[Dataset rows]
=======

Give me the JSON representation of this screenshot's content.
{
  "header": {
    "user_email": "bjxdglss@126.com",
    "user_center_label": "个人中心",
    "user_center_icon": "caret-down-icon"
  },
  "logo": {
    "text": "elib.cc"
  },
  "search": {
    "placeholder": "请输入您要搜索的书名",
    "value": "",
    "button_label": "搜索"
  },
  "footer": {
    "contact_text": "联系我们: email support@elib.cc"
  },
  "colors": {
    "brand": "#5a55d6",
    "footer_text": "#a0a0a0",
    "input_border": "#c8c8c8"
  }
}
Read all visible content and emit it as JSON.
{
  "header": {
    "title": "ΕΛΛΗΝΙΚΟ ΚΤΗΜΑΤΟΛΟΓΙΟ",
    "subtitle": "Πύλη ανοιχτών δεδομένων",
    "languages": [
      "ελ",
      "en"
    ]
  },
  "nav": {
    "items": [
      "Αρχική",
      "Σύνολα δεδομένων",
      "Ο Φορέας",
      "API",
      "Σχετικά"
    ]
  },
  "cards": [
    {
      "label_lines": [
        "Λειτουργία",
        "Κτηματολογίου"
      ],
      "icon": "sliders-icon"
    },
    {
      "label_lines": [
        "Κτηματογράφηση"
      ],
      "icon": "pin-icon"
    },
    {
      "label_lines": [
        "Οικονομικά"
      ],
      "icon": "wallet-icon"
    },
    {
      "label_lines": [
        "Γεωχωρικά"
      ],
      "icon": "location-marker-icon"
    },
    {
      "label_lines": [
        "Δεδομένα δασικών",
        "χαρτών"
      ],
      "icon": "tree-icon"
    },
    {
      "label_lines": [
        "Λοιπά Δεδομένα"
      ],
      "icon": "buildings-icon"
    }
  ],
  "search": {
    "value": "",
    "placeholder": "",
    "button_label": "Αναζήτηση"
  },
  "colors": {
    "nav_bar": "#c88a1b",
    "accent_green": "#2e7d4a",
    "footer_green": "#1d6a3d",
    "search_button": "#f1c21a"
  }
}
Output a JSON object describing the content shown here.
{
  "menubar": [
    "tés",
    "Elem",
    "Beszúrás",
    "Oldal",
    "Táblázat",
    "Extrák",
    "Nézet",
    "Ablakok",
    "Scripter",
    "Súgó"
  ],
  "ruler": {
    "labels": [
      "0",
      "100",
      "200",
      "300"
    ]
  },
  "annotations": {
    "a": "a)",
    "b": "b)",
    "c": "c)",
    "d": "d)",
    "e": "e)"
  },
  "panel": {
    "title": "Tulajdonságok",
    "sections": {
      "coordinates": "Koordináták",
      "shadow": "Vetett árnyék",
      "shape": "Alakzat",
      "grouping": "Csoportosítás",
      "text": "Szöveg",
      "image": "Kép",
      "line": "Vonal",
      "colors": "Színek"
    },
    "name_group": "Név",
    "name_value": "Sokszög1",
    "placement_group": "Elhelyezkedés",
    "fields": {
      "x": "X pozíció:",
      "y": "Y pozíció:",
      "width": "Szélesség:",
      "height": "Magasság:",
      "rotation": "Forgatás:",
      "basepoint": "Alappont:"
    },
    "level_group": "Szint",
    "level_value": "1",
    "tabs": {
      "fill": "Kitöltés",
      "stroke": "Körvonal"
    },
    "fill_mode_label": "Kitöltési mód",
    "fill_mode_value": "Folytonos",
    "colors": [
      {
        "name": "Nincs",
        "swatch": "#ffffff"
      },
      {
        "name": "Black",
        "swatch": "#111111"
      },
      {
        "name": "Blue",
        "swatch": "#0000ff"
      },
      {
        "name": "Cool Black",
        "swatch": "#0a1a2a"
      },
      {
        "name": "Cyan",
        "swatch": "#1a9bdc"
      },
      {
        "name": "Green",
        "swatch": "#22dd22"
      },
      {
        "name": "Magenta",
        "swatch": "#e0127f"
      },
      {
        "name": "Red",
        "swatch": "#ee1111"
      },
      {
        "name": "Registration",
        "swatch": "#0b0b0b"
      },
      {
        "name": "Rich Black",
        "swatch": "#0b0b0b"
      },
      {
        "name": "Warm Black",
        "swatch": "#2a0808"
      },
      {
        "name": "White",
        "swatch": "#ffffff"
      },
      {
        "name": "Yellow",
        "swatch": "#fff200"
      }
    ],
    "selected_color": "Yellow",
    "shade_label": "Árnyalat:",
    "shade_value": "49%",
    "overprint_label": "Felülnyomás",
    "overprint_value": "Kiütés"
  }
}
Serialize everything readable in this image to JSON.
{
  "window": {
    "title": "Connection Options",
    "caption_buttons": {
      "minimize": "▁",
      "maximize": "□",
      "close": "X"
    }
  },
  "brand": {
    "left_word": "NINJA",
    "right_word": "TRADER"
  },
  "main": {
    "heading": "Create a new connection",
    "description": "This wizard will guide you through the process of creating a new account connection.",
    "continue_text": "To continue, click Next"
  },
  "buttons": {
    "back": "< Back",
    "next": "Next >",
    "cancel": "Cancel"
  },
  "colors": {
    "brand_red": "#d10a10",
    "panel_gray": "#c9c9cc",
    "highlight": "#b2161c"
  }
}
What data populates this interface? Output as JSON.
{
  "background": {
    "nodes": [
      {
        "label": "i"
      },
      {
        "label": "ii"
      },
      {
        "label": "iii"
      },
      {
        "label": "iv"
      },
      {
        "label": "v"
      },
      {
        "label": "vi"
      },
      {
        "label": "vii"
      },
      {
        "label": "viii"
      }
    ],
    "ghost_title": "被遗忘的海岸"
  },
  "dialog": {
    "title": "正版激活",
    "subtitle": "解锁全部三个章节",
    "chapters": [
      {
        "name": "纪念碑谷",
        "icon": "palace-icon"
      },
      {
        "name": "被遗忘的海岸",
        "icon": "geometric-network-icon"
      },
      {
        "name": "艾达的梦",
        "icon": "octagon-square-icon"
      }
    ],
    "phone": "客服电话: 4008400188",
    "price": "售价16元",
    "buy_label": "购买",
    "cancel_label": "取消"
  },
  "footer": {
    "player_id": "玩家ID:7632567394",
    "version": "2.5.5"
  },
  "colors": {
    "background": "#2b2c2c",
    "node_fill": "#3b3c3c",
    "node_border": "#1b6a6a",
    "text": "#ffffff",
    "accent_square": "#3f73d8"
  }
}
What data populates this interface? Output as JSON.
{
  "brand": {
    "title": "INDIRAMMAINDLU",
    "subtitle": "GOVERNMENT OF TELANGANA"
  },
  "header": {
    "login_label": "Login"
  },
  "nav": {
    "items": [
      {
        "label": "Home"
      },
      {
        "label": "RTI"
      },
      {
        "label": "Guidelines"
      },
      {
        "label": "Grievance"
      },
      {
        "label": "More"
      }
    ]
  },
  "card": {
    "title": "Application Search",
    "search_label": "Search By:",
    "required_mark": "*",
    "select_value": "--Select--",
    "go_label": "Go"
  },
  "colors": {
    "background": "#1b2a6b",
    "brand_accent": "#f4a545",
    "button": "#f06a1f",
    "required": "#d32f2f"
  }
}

=======

## Your objective
Go through the listing and copy all of it exactly.

## Solution for this task
Give me the JSON representation of this screenshot's content.
{
  "header": {
    "user_email": "bjxdglss@126.com",
    "user_center_label": "个人中心",
    "user_center_icon": "caret-down-icon"
  },
  "logo": {
    "text": "elib.cc"
  },
  "search": {
    "placeholder": "请输入您要搜索的书名",
    "value": "",
    "button_label": "搜索"
  },
  "footer": {
    "contact_text": "联系我们: email support@elib.cc"
  },
  "colors": {
    "brand": "#5a55d6",
    "footer_text": "#a0a0a0",
    "input_border": "#c8c8c8"
  }
}
Read all visible content and emit it as JSON.
{
  "header": {
    "title": "ΕΛΛΗΝΙΚΟ ΚΤΗΜΑΤΟΛΟΓΙΟ",
    "subtitle": "Πύλη ανοιχτών δεδομένων",
    "languages": [
      "ελ",
      "en"
    ]
  },
  "nav": {
    "items": [
      "Αρχική",
      "Σύνολα δεδομένων",
      "Ο Φορέας",
      "API",
      "Σχετικά"
    ]
  },
  "cards": [
    {
      "label_lines": [
        "Λειτουργία",
        "Κτηματολογίου"
      ],
      "icon": "sliders-icon"
    },
    {
      "label_lines": [
        "Κτηματογράφηση"
      ],
      "icon": "pin-icon"
    },
    {
      "label_lines": [
        "Οικονομικά"
      ],
      "icon": "wallet-icon"
    },
    {
      "label_lines": [
        "Γεωχωρικά"
      ],
      "icon": "location-marker-icon"
    },
    {
      "label_lines": [
        "Δεδομένα δασικών",
        "χαρτών"
      ],
      "icon": "tree-icon"
    },
    {
      "label_lines": [
        "Λοιπά Δεδομένα"
      ],
      "icon": "buildings-icon"
    }
  ],
  "search": {
    "value": "",
    "placeholder": "",
    "button_label": "Αναζήτηση"
  },
  "colors": {
    "nav_bar": "#c88a1b",
    "accent_green": "#2e7d4a",
    "footer_green": "#1d6a3d",
    "search_button": "#f1c21a"
  }
}
Output a JSON object describing the content shown here.
{
  "menubar": [
    "tés",
    "Elem",
    "Beszúrás",
    "Oldal",
    "Táblázat",
    "Extrák",
    "Nézet",
    "Ablakok",
    "Scripter",
    "Súgó"
  ],
  "ruler": {
    "labels": [
      "0",
      "100",
      "200",
      "300"
    ]
  },
  "annotations": {
    "a": "a)",
    "b": "b)",
    "c": "c)",
    "d": "d)",
    "e": "e)"
  },
  "panel": {
    "title": "Tulajdonságok",
    "sections": {
      "coordinates": "Koordináták",
      "shadow": "Vetett árnyék",
      "shape": "Alakzat",
      "grouping": "Csoportosítás",
      "text": "Szöveg",
      "image": "Kép",
      "line": "Vonal",
      "colors": "Színek"
    },
    "name_group": "Név",
    "name_value": "Sokszög1",
    "placement_group": "Elhelyezkedés",
    "fields": {
      "x": "X pozíció:",
      "y": "Y pozíció:",
      "width": "Szélesség:",
      "height": "Magasság:",
      "rotation": "Forgatás:",
      "basepoint": "Alappont:"
    },
    "level_group": "Szint",
    "level_value": "1",
    "tabs": {
      "fill": "Kitöltés",
      "stroke": "Körvonal"
    },
    "fill_mode_label": "Kitöltési mód",
    "fill_mode_value": "Folytonos",
    "colors": [
      {
        "name": "Nincs",
        "swatch": "#ffffff"
      },
      {
        "name": "Black",
        "swatch": "#111111"
      },
      {
        "name": "Blue",
        "swatch": "#0000ff"
      },
      {
        "name": "Cool Black",
        "swatch": "#0a1a2a"
      },
      {
        "name": "Cyan",
        "swatch": "#1a9bdc"
      },
      {
        "name": "Green",
        "swatch": "#22dd22"
      },
      {
        "name": "Magenta",
        "swatch": "#e0127f"
      },
      {
        "name": "Red",
        "swatch": "#ee1111"
      },
      {
        "name": "Registration",
        "swatch": "#0b0b0b"
      },
      {
        "name": "Rich Black",
        "swatch": "#0b0b0b"
      },
      {
        "name": "Warm Black",
        "swatch": "#2a0808"
      },
      {
        "name": "White",
        "swatch": "#ffffff"
      },
      {
        "name": "Yellow",
        "swatch": "#fff200"
      }
    ],
    "selected_color": "Yellow",
    "shade_label": "Árnyalat:",
    "shade_value": "49%",
    "overprint_label": "Felülnyomás",
    "overprint_value": "Kiütés"
  }
}
Serialize everything readable in this image to JSON.
{
  "window": {
    "title": "Connection Options",
    "caption_buttons": {
      "minimize": "▁",
      "maximize": "□",
      "close": "X"
    }
  },
  "brand": {
    "left_word": "NINJA",
    "right_word": "TRADER"
  },
  "main": {
    "heading": "Create a new connection",
    "description": "This wizard will guide you through the process of creating a new account connection.",
    "continue_text": "To continue, click Next"
  },
  "buttons": {
    "back": "< Back",
    "next": "Next >",
    "cancel": "Cancel"
  },
  "colors": {
    "brand_red": "#d10a10",
    "panel_gray": "#c9c9cc",
    "highlight": "#b2161c"
  }
}
What data populates this interface? Output as JSON.
{
  "background": {
    "nodes": [
      {
        "label": "i"
      },
      {
        "label": "ii"
      },
      {
        "label": "iii"
      },
      {
        "label": "iv"
      },
      {
        "label": "v"
      },
      {
        "label": "vi"
      },
      {
        "label": "vii"
      },
      {
        "label": "viii"
      }
    ],
    "ghost_title": "被遗忘的海岸"
  },
  "dialog": {
    "title": "正版激活",
    "subtitle": "解锁全部三个章节",
    "chapters": [
      {
        "name": "纪念碑谷",
        "icon": "palace-icon"
      },
      {
        "name": "被遗忘的海岸",
        "icon": "geometric-network-icon"
      },
      {
        "name": "艾达的梦",
        "icon": "octagon-square-icon"
      }
    ],
    "phone": "客服电话: 4008400188",
    "price": "售价16元",
    "buy_label": "购买",
    "cancel_label": "取消"
  },
  "footer": {
    "player_id": "玩家ID:7632567394",
    "version": "2.5.5"
  },
  "colors": {
    "background": "#2b2c2c",
    "node_fill": "#3b3c3c",
    "node_border": "#1b6a6a",
    "text": "#ffffff",
    "accent_square": "#3f73d8"
  }
}
What data populates this interface? Output as JSON.
{
  "brand": {
    "title": "INDIRAMMAINDLU",
    "subtitle": "GOVERNMENT OF TELANGANA"
  },
  "header": {
    "login_label": "Login"
  },
  "nav": {
    "items": [
      {
        "label": "Home"
      },
      {
        "label": "RTI"
      },
      {
        "label": "Guidelines"
      },
      {
        "label": "Grievance"
      },
      {
        "label": "More"
      }
    ]
  },
  "card": {
    "title": "Application Search",
    "search_label": "Search By:",
    "required_mark": "*",
    "select_value": "--Select--",
    "go_label": "Go"
  },
  "colors": {
    "background": "#1b2a6b",
    "brand_accent": "#f4a545",
    "button": "#f06a1f",
    "required": "#d32f2f"
  }
}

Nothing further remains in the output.